→ Task goal
Extract all of the data and reproduce it precisely.

Data entries:
☆ ☆ ☆ ☆ ☆ ☆ ☆

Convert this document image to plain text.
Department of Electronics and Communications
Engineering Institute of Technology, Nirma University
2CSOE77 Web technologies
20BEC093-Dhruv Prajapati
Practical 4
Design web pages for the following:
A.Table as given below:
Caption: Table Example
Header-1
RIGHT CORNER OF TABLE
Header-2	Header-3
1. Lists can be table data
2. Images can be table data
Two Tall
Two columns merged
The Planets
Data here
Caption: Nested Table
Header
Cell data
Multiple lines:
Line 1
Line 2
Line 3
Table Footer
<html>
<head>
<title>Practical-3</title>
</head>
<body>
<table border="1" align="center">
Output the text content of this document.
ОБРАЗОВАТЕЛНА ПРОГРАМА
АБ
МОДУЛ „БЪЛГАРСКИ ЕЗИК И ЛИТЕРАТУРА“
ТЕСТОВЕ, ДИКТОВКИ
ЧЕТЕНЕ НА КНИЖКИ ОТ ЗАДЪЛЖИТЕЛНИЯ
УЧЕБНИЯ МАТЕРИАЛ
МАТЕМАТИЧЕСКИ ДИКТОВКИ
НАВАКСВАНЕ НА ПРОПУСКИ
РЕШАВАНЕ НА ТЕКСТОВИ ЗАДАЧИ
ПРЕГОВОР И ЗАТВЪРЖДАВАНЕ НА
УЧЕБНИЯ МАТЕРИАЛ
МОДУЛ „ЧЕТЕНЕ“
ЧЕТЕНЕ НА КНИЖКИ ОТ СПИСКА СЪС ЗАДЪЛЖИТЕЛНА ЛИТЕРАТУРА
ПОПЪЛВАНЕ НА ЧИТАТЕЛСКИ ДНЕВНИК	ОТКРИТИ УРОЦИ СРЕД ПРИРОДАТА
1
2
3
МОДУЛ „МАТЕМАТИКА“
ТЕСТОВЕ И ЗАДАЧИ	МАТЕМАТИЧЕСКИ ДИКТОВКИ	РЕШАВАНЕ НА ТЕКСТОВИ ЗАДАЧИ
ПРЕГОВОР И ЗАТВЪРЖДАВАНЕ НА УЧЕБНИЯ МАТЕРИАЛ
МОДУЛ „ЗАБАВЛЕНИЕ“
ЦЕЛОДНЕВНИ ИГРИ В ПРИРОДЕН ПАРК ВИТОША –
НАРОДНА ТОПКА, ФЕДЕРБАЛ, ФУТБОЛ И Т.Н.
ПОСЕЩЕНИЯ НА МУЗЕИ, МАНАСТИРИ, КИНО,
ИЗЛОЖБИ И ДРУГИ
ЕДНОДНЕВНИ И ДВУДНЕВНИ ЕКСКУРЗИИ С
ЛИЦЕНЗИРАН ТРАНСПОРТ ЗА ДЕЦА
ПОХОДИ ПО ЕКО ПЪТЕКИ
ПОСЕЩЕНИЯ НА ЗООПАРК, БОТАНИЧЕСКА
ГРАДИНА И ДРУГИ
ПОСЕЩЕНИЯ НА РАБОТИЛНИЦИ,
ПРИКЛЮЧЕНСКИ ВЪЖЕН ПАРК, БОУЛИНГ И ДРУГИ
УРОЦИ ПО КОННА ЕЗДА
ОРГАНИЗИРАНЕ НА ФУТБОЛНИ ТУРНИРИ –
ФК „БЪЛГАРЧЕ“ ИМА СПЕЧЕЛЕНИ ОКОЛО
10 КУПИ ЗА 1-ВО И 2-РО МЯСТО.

☆ ☆ ☆ ☆ ☆ ☆ ☆

→ Task answer
Convert this document image to plain text.
Department of Electronics and Communications
Engineering Institute of Technology, Nirma University
2CSOE77 Web technologies
20BEC093-Dhruv Prajapati
Practical 4
Design web pages for the following:
A.Table as given below:
Caption: Table Example
Header-1
RIGHT CORNER OF TABLE
Header-2	Header-3
1. Lists can be table data
2. Images can be table data
Two Tall
Two columns merged
The Planets
Data here
Caption: Nested Table
Header
Cell data
Multiple lines:
Line 1
Line 2
Line 3
Table Footer
<html>
<head>
<title>Practical-3</title>
</head>
<body>
<table border="1" align="center">
Output the text content of this document.
ОБРАЗОВАТЕЛНА ПРОГРАМА
АБ
МОДУЛ „БЪЛГАРСКИ ЕЗИК И ЛИТЕРАТУРА“
ТЕСТОВЕ, ДИКТОВКИ
ЧЕТЕНЕ НА КНИЖКИ ОТ ЗАДЪЛЖИТЕЛНИЯ
УЧЕБНИЯ МАТЕРИАЛ
МАТЕМАТИЧЕСКИ ДИКТОВКИ
НАВАКСВАНЕ НА ПРОПУСКИ
РЕШАВАНЕ НА ТЕКСТОВИ ЗАДАЧИ
ПРЕГОВОР И ЗАТВЪРЖДАВАНЕ НА
УЧЕБНИЯ МАТЕРИАЛ
МОДУЛ „ЧЕТЕНЕ“
ЧЕТЕНЕ НА КНИЖКИ ОТ СПИСКА СЪС ЗАДЪЛЖИТЕЛНА ЛИТЕРАТУРА
ПОПЪЛВАНЕ НА ЧИТАТЕЛСКИ ДНЕВНИК	ОТКРИТИ УРОЦИ СРЕД ПРИРОДАТА
1
2
3
МОДУЛ „МАТЕМАТИКА“
ТЕСТОВЕ И ЗАДАЧИ	МАТЕМАТИЧЕСКИ ДИКТОВКИ	РЕШАВАНЕ НА ТЕКСТОВИ ЗАДАЧИ
ПРЕГОВОР И ЗАТВЪРЖДАВАНЕ НА УЧЕБНИЯ МАТЕРИАЛ
МОДУЛ „ЗАБАВЛЕНИЕ“
ЦЕЛОДНЕВНИ ИГРИ В ПРИРОДЕН ПАРК ВИТОША –
НАРОДНА ТОПКА, ФЕДЕРБАЛ, ФУТБОЛ И Т.Н.
ПОСЕЩЕНИЯ НА МУЗЕИ, МАНАСТИРИ, КИНО,
ИЗЛОЖБИ И ДРУГИ
ЕДНОДНЕВНИ И ДВУДНЕВНИ ЕКСКУРЗИИ С
ЛИЦЕНЗИРАН ТРАНСПОРТ ЗА ДЕЦА
ПОХОДИ ПО ЕКО ПЪТЕКИ
ПОСЕЩЕНИЯ НА ЗООПАРК, БОТАНИЧЕСКА
ГРАДИНА И ДРУГИ
ПОСЕЩЕНИЯ НА РАБОТИЛНИЦИ,
ПРИКЛЮЧЕНСКИ ВЪЖЕН ПАРК, БОУЛИНГ И ДРУГИ
УРОЦИ ПО КОННА ЕЗДА
ОРГАНИЗИРАНЕ НА ФУТБОЛНИ ТУРНИРИ –
ФК „БЪЛГАРЧЕ“ ИМА СПЕЧЕЛЕНИ ОКОЛО
10 КУПИ ЗА 1-ВО И 2-РО МЯСТО.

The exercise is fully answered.